"""

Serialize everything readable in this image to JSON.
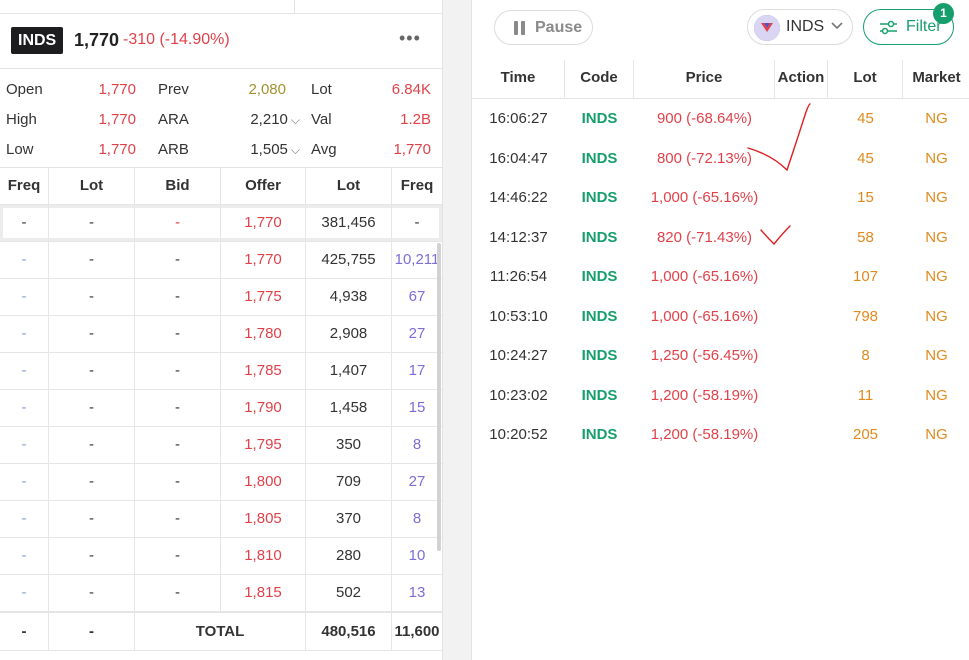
{
  "header": {
    "symbol": "INDS",
    "price": "1,770",
    "change": "-310 (-14.90%)",
    "more": "•••"
  },
  "stats": [
    {
      "l1": "Open",
      "v1": "1,770",
      "l2": "Prev",
      "v2": "2,080",
      "l3": "Lot",
      "v3": "6.84K"
    },
    {
      "l1": "High",
      "v1": "1,770",
      "l2": "ARA",
      "v2": "2,210",
      "l3": "Val",
      "v3": "1.2B"
    },
    {
      "l1": "Low",
      "v1": "1,770",
      "l2": "ARB",
      "v2": "1,505",
      "l3": "Avg",
      "v3": "1,770"
    }
  ],
  "orderbook": {
    "headers": [
      "Freq",
      "Lot",
      "Bid",
      "Offer",
      "Lot",
      "Freq"
    ],
    "first": {
      "freq": "-",
      "lot": "-",
      "bid": "-",
      "offer": "1,770",
      "offer_lot": "381,456",
      "offer_freq": "-"
    },
    "rows": [
      {
        "freq": "-",
        "lot": "-",
        "bid": "-",
        "offer": "1,770",
        "offer_lot": "425,755",
        "offer_freq": "10,211"
      },
      {
        "freq": "-",
        "lot": "-",
        "bid": "-",
        "offer": "1,775",
        "offer_lot": "4,938",
        "offer_freq": "67"
      },
      {
        "freq": "-",
        "lot": "-",
        "bid": "-",
        "offer": "1,780",
        "offer_lot": "2,908",
        "offer_freq": "27"
      },
      {
        "freq": "-",
        "lot": "-",
        "bid": "-",
        "offer": "1,785",
        "offer_lot": "1,407",
        "offer_freq": "17"
      },
      {
        "freq": "-",
        "lot": "-",
        "bid": "-",
        "offer": "1,790",
        "offer_lot": "1,458",
        "offer_freq": "15"
      },
      {
        "freq": "-",
        "lot": "-",
        "bid": "-",
        "offer": "1,795",
        "offer_lot": "350",
        "offer_freq": "8"
      },
      {
        "freq": "-",
        "lot": "-",
        "bid": "-",
        "offer": "1,800",
        "offer_lot": "709",
        "offer_freq": "27"
      },
      {
        "freq": "-",
        "lot": "-",
        "bid": "-",
        "offer": "1,805",
        "offer_lot": "370",
        "offer_freq": "8"
      },
      {
        "freq": "-",
        "lot": "-",
        "bid": "-",
        "offer": "1,810",
        "offer_lot": "280",
        "offer_freq": "10"
      },
      {
        "freq": "-",
        "lot": "-",
        "bid": "-",
        "offer": "1,815",
        "offer_lot": "502",
        "offer_freq": "13"
      }
    ],
    "total": {
      "freq": "-",
      "lot": "-",
      "label": "TOTAL",
      "offer_lot": "480,516",
      "offer_freq": "11,600"
    }
  },
  "running_trade": {
    "pause_label": "Pause",
    "stock_label": "INDS",
    "filter_label": "Filter",
    "filter_badge": "1",
    "headers": [
      "Time",
      "Code",
      "Price",
      "Action",
      "Lot",
      "Market"
    ],
    "rows": [
      {
        "time": "16:06:27",
        "code": "INDS",
        "price": "900 (-68.64%)",
        "lot": "45",
        "market": "NG"
      },
      {
        "time": "16:04:47",
        "code": "INDS",
        "price": "800 (-72.13%)",
        "lot": "45",
        "market": "NG"
      },
      {
        "time": "14:46:22",
        "code": "INDS",
        "price": "1,000 (-65.16%)",
        "lot": "15",
        "market": "NG"
      },
      {
        "time": "14:12:37",
        "code": "INDS",
        "price": "820 (-71.43%)",
        "lot": "58",
        "market": "NG"
      },
      {
        "time": "11:26:54",
        "code": "INDS",
        "price": "1,000 (-65.16%)",
        "lot": "107",
        "market": "NG"
      },
      {
        "time": "10:53:10",
        "code": "INDS",
        "price": "1,000 (-65.16%)",
        "lot": "798",
        "market": "NG"
      },
      {
        "time": "10:24:27",
        "code": "INDS",
        "price": "1,250 (-56.45%)",
        "lot": "8",
        "market": "NG"
      },
      {
        "time": "10:23:02",
        "code": "INDS",
        "price": "1,200 (-58.19%)",
        "lot": "11",
        "market": "NG"
      },
      {
        "time": "10:20:52",
        "code": "INDS",
        "price": "1,200 (-58.19%)",
        "lot": "205",
        "market": "NG"
      }
    ]
  },
  "colors": {
    "loss": "#e0424a",
    "gain_code": "#169f6d",
    "lot": "#e08a1e",
    "freq": "#7b6fd8",
    "prev": "#a49232",
    "accent": "#169f6d"
  },
  "icons": [
    "pause-icon",
    "stock-logo-icon",
    "chevron-down-icon",
    "filter-sliders-icon",
    "more-dots-icon",
    "hand-drawn-check-mark"
  ]
}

"""

In your copy of the listing above, reproduce each line exactly and omit all pictures.

--- Complete response ---
Serialize everything readable in this image to JSON.
{
  "header": {
    "symbol": "INDS",
    "price": "1,770",
    "change": "-310 (-14.90%)",
    "more": "•••"
  },
  "stats": [
    {
      "l1": "Open",
      "v1": "1,770",
      "l2": "Prev",
      "v2": "2,080",
      "l3": "Lot",
      "v3": "6.84K"
    },
    {
      "l1": "High",
      "v1": "1,770",
      "l2": "ARA",
      "v2": "2,210",
      "l3": "Val",
      "v3": "1.2B"
    },
    {
      "l1": "Low",
      "v1": "1,770",
      "l2": "ARB",
      "v2": "1,505",
      "l3": "Avg",
      "v3": "1,770"
    }
  ],
  "orderbook": {
    "headers": [
      "Freq",
      "Lot",
      "Bid",
      "Offer",
      "Lot",
      "Freq"
    ],
    "first": {
      "freq": "-",
      "lot": "-",
      "bid": "-",
      "offer": "1,770",
      "offer_lot": "381,456",
      "offer_freq": "-"
    },
    "rows": [
      {
        "freq": "-",
        "lot": "-",
        "bid": "-",
        "offer": "1,770",
        "offer_lot": "425,755",
        "offer_freq": "10,211"
      },
      {
        "freq": "-",
        "lot": "-",
        "bid": "-",
        "offer": "1,775",
        "offer_lot": "4,938",
        "offer_freq": "67"
      },
      {
        "freq": "-",
        "lot": "-",
        "bid": "-",
        "offer": "1,780",
        "offer_lot": "2,908",
        "offer_freq": "27"
      },
      {
        "freq": "-",
        "lot": "-",
        "bid": "-",
        "offer": "1,785",
        "offer_lot": "1,407",
        "offer_freq": "17"
      },
      {
        "freq": "-",
        "lot": "-",
        "bid": "-",
        "offer": "1,790",
        "offer_lot": "1,458",
        "offer_freq": "15"
      },
      {
        "freq": "-",
        "lot": "-",
        "bid": "-",
        "offer": "1,795",
        "offer_lot": "350",
        "offer_freq": "8"
      },
      {
        "freq": "-",
        "lot": "-",
        "bid": "-",
        "offer": "1,800",
        "offer_lot": "709",
        "offer_freq": "27"
      },
      {
        "freq": "-",
        "lot": "-",
        "bid": "-",
        "offer": "1,805",
        "offer_lot": "370",
        "offer_freq": "8"
      },
      {
        "freq": "-",
        "lot": "-",
        "bid": "-",
        "offer": "1,810",
        "offer_lot": "280",
        "offer_freq": "10"
      },
      {
        "freq": "-",
        "lot": "-",
        "bid": "-",
        "offer": "1,815",
        "offer_lot": "502",
        "offer_freq": "13"
      }
    ],
    "total": {
      "freq": "-",
      "lot": "-",
      "label": "TOTAL",
      "offer_lot": "480,516",
      "offer_freq": "11,600"
    }
  },
  "running_trade": {
    "pause_label": "Pause",
    "stock_label": "INDS",
    "filter_label": "Filter",
    "filter_badge": "1",
    "headers": [
      "Time",
      "Code",
      "Price",
      "Action",
      "Lot",
      "Market"
    ],
    "rows": [
      {
        "time": "16:06:27",
        "code": "INDS",
        "price": "900 (-68.64%)",
        "lot": "45",
        "market": "NG"
      },
      {
        "time": "16:04:47",
        "code": "INDS",
        "price": "800 (-72.13%)",
        "lot": "45",
        "market": "NG"
      },
      {
        "time": "14:46:22",
        "code": "INDS",
        "price": "1,000 (-65.16%)",
        "lot": "15",
        "market": "NG"
      },
      {
        "time": "14:12:37",
        "code": "INDS",
        "price": "820 (-71.43%)",
        "lot": "58",
        "market": "NG"
      },
      {
        "time": "11:26:54",
        "code": "INDS",
        "price": "1,000 (-65.16%)",
        "lot": "107",
        "market": "NG"
      },
      {
        "time": "10:53:10",
        "code": "INDS",
        "price": "1,000 (-65.16%)",
        "lot": "798",
        "market": "NG"
      },
      {
        "time": "10:24:27",
        "code": "INDS",
        "price": "1,250 (-56.45%)",
        "lot": "8",
        "market": "NG"
      },
      {
        "time": "10:23:02",
        "code": "INDS",
        "price": "1,200 (-58.19%)",
        "lot": "11",
        "market": "NG"
      },
      {
        "time": "10:20:52",
        "code": "INDS",
        "price": "1,200 (-58.19%)",
        "lot": "205",
        "market": "NG"
      }
    ]
  },
  "colors": {
    "loss": "#e0424a",
    "gain_code": "#169f6d",
    "lot": "#e08a1e",
    "freq": "#7b6fd8",
    "prev": "#a49232",
    "accent": "#169f6d"
  },
  "icons": [
    "pause-icon",
    "stock-logo-icon",
    "chevron-down-icon",
    "filter-sliders-icon",
    "more-dots-icon",
    "hand-drawn-check-mark"
  ]
}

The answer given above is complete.